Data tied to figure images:

━━━━━━━━━━

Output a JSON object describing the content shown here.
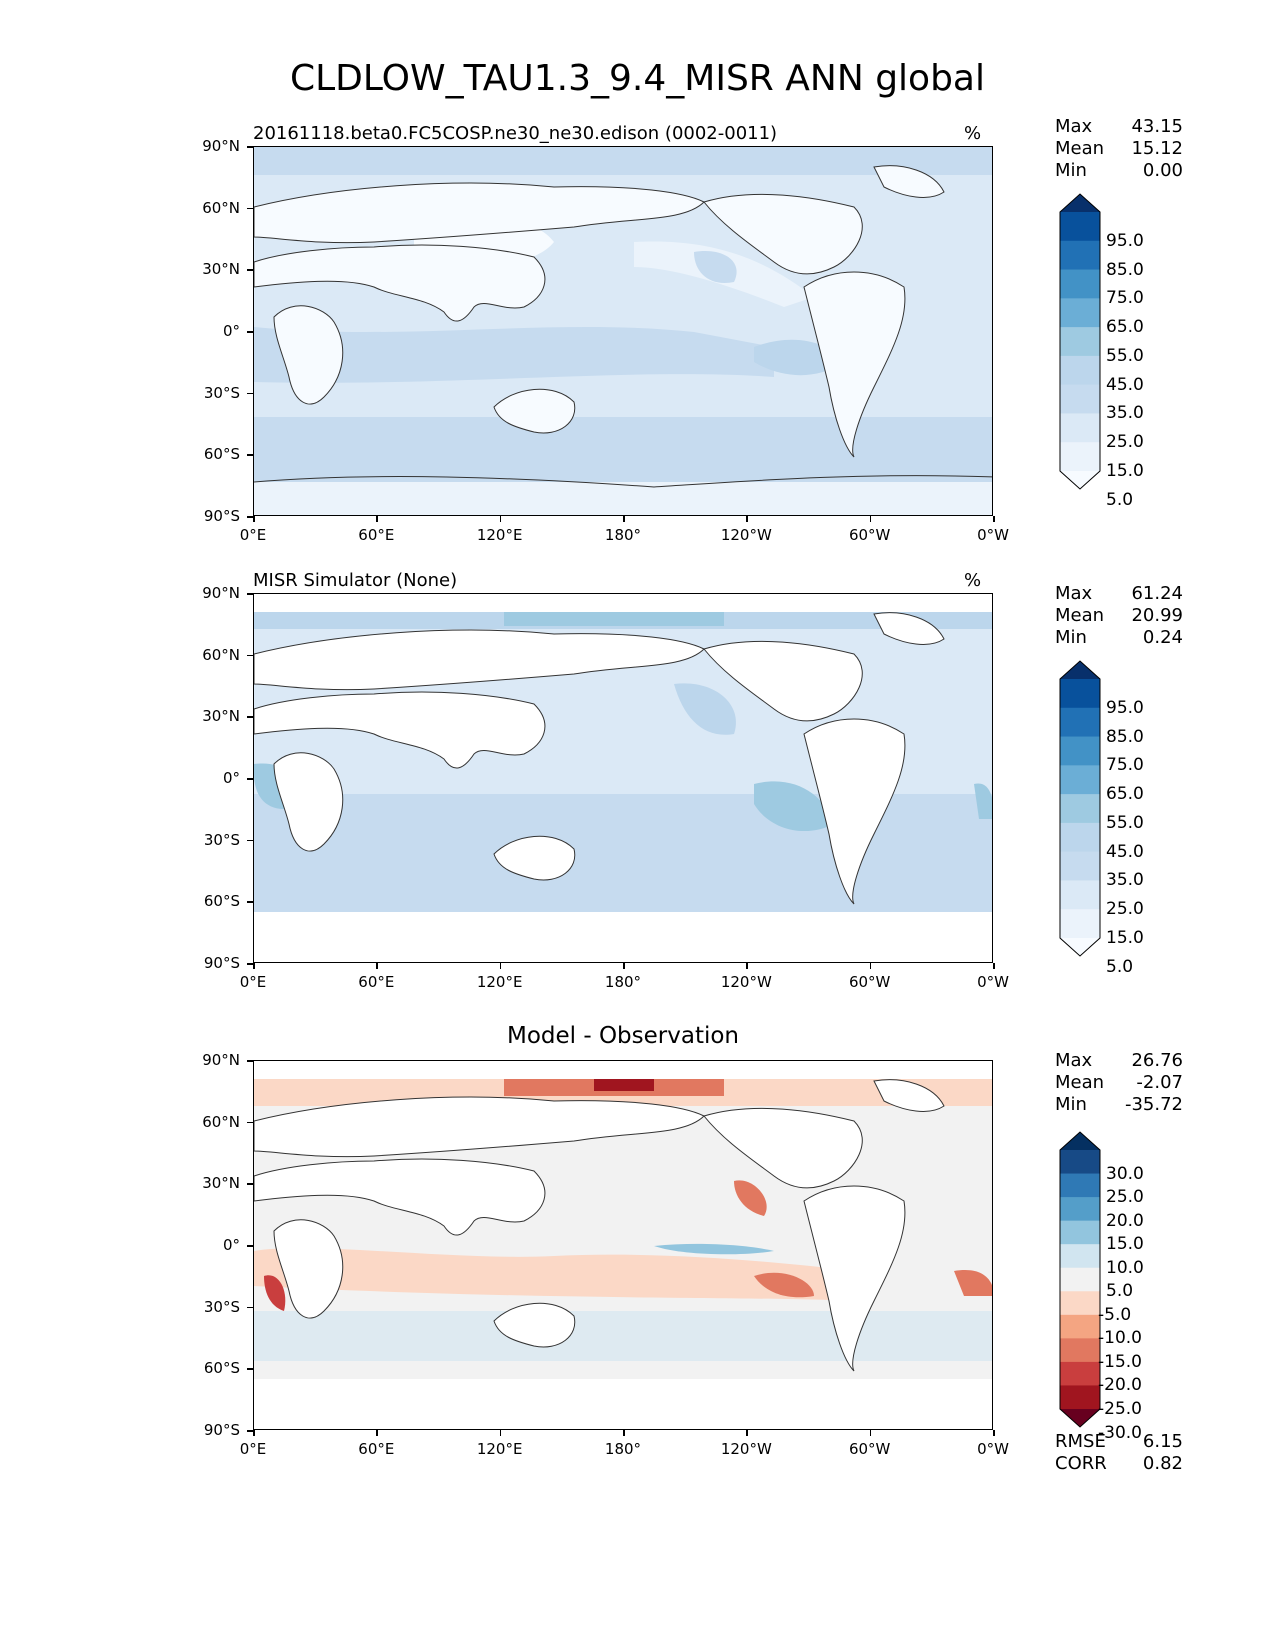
{
  "title": "CLDLOW_TAU1.3_9.4_MISR ANN global",
  "lat_labels": [
    "90°N",
    "60°N",
    "30°N",
    "0°",
    "30°S",
    "60°S",
    "90°S"
  ],
  "lon_labels": [
    "0°E",
    "60°E",
    "120°E",
    "180°",
    "120°W",
    "60°W",
    "0°W"
  ],
  "panels": [
    {
      "title": "20161118.beta0.FC5COSP.ne30_ne30.edison (0002-0011)",
      "units": "%",
      "stats": {
        "max_label": "Max",
        "max": "43.15",
        "mean_label": "Mean",
        "mean": "15.12",
        "min_label": "Min",
        "min": "0.00"
      },
      "colorbar": {
        "levels": [
          "95.0",
          "85.0",
          "75.0",
          "65.0",
          "55.0",
          "45.0",
          "35.0",
          "25.0",
          "15.0",
          "5.0"
        ],
        "colors": [
          "#08306b",
          "#08519c",
          "#2171b5",
          "#4292c6",
          "#6baed6",
          "#9ecae1",
          "#bcd6ec",
          "#c6dbef",
          "#dbe9f6",
          "#ebf3fb",
          "#f7fbff"
        ]
      }
    },
    {
      "title": "MISR Simulator (None)",
      "units": "%",
      "stats": {
        "max_label": "Max",
        "max": "61.24",
        "mean_label": "Mean",
        "mean": "20.99",
        "min_label": "Min",
        "min": "0.24"
      },
      "colorbar": {
        "levels": [
          "95.0",
          "85.0",
          "75.0",
          "65.0",
          "55.0",
          "45.0",
          "35.0",
          "25.0",
          "15.0",
          "5.0"
        ],
        "colors": [
          "#08306b",
          "#08519c",
          "#2171b5",
          "#4292c6",
          "#6baed6",
          "#9ecae1",
          "#bcd6ec",
          "#c6dbef",
          "#dbe9f6",
          "#ebf3fb",
          "#f7fbff"
        ]
      }
    },
    {
      "title": "Model - Observation",
      "stats": {
        "max_label": "Max",
        "max": "26.76",
        "mean_label": "Mean",
        "mean": "-2.07",
        "min_label": "Min",
        "min": "-35.72"
      },
      "colorbar": {
        "levels": [
          "30.0",
          "25.0",
          "20.0",
          "15.0",
          "10.0",
          "5.0",
          "-5.0",
          "-10.0",
          "-15.0",
          "-20.0",
          "-25.0",
          "-30.0"
        ],
        "colors": [
          "#053061",
          "#174a86",
          "#2f79b5",
          "#549ec9",
          "#92c5de",
          "#d1e5f0",
          "#f2f2f2",
          "#fbd8c6",
          "#f4a582",
          "#e17860",
          "#c93e3e",
          "#a0151f",
          "#67001f"
        ]
      },
      "extra": {
        "rmse_label": "RMSE",
        "rmse": "6.15",
        "corr_label": "CORR",
        "corr": "0.82"
      }
    }
  ]
}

━━━━━━━━━━

Stated problem: Reproduce every line exactly and omit all pictures.

Result of this exercise:
Output a JSON object describing the content shown here.
{
  "title": "CLDLOW_TAU1.3_9.4_MISR ANN global",
  "lat_labels": [
    "90°N",
    "60°N",
    "30°N",
    "0°",
    "30°S",
    "60°S",
    "90°S"
  ],
  "lon_labels": [
    "0°E",
    "60°E",
    "120°E",
    "180°",
    "120°W",
    "60°W",
    "0°W"
  ],
  "panels": [
    {
      "title": "20161118.beta0.FC5COSP.ne30_ne30.edison (0002-0011)",
      "units": "%",
      "stats": {
        "max_label": "Max",
        "max": "43.15",
        "mean_label": "Mean",
        "mean": "15.12",
        "min_label": "Min",
        "min": "0.00"
      },
      "colorbar": {
        "levels": [
          "95.0",
          "85.0",
          "75.0",
          "65.0",
          "55.0",
          "45.0",
          "35.0",
          "25.0",
          "15.0",
          "5.0"
        ],
        "colors": [
          "#08306b",
          "#08519c",
          "#2171b5",
          "#4292c6",
          "#6baed6",
          "#9ecae1",
          "#bcd6ec",
          "#c6dbef",
          "#dbe9f6",
          "#ebf3fb",
          "#f7fbff"
        ]
      }
    },
    {
      "title": "MISR Simulator (None)",
      "units": "%",
      "stats": {
        "max_label": "Max",
        "max": "61.24",
        "mean_label": "Mean",
        "mean": "20.99",
        "min_label": "Min",
        "min": "0.24"
      },
      "colorbar": {
        "levels": [
          "95.0",
          "85.0",
          "75.0",
          "65.0",
          "55.0",
          "45.0",
          "35.0",
          "25.0",
          "15.0",
          "5.0"
        ],
        "colors": [
          "#08306b",
          "#08519c",
          "#2171b5",
          "#4292c6",
          "#6baed6",
          "#9ecae1",
          "#bcd6ec",
          "#c6dbef",
          "#dbe9f6",
          "#ebf3fb",
          "#f7fbff"
        ]
      }
    },
    {
      "title": "Model - Observation",
      "stats": {
        "max_label": "Max",
        "max": "26.76",
        "mean_label": "Mean",
        "mean": "-2.07",
        "min_label": "Min",
        "min": "-35.72"
      },
      "colorbar": {
        "levels": [
          "30.0",
          "25.0",
          "20.0",
          "15.0",
          "10.0",
          "5.0",
          "-5.0",
          "-10.0",
          "-15.0",
          "-20.0",
          "-25.0",
          "-30.0"
        ],
        "colors": [
          "#053061",
          "#174a86",
          "#2f79b5",
          "#549ec9",
          "#92c5de",
          "#d1e5f0",
          "#f2f2f2",
          "#fbd8c6",
          "#f4a582",
          "#e17860",
          "#c93e3e",
          "#a0151f",
          "#67001f"
        ]
      },
      "extra": {
        "rmse_label": "RMSE",
        "rmse": "6.15",
        "corr_label": "CORR",
        "corr": "0.82"
      }
    }
  ]
}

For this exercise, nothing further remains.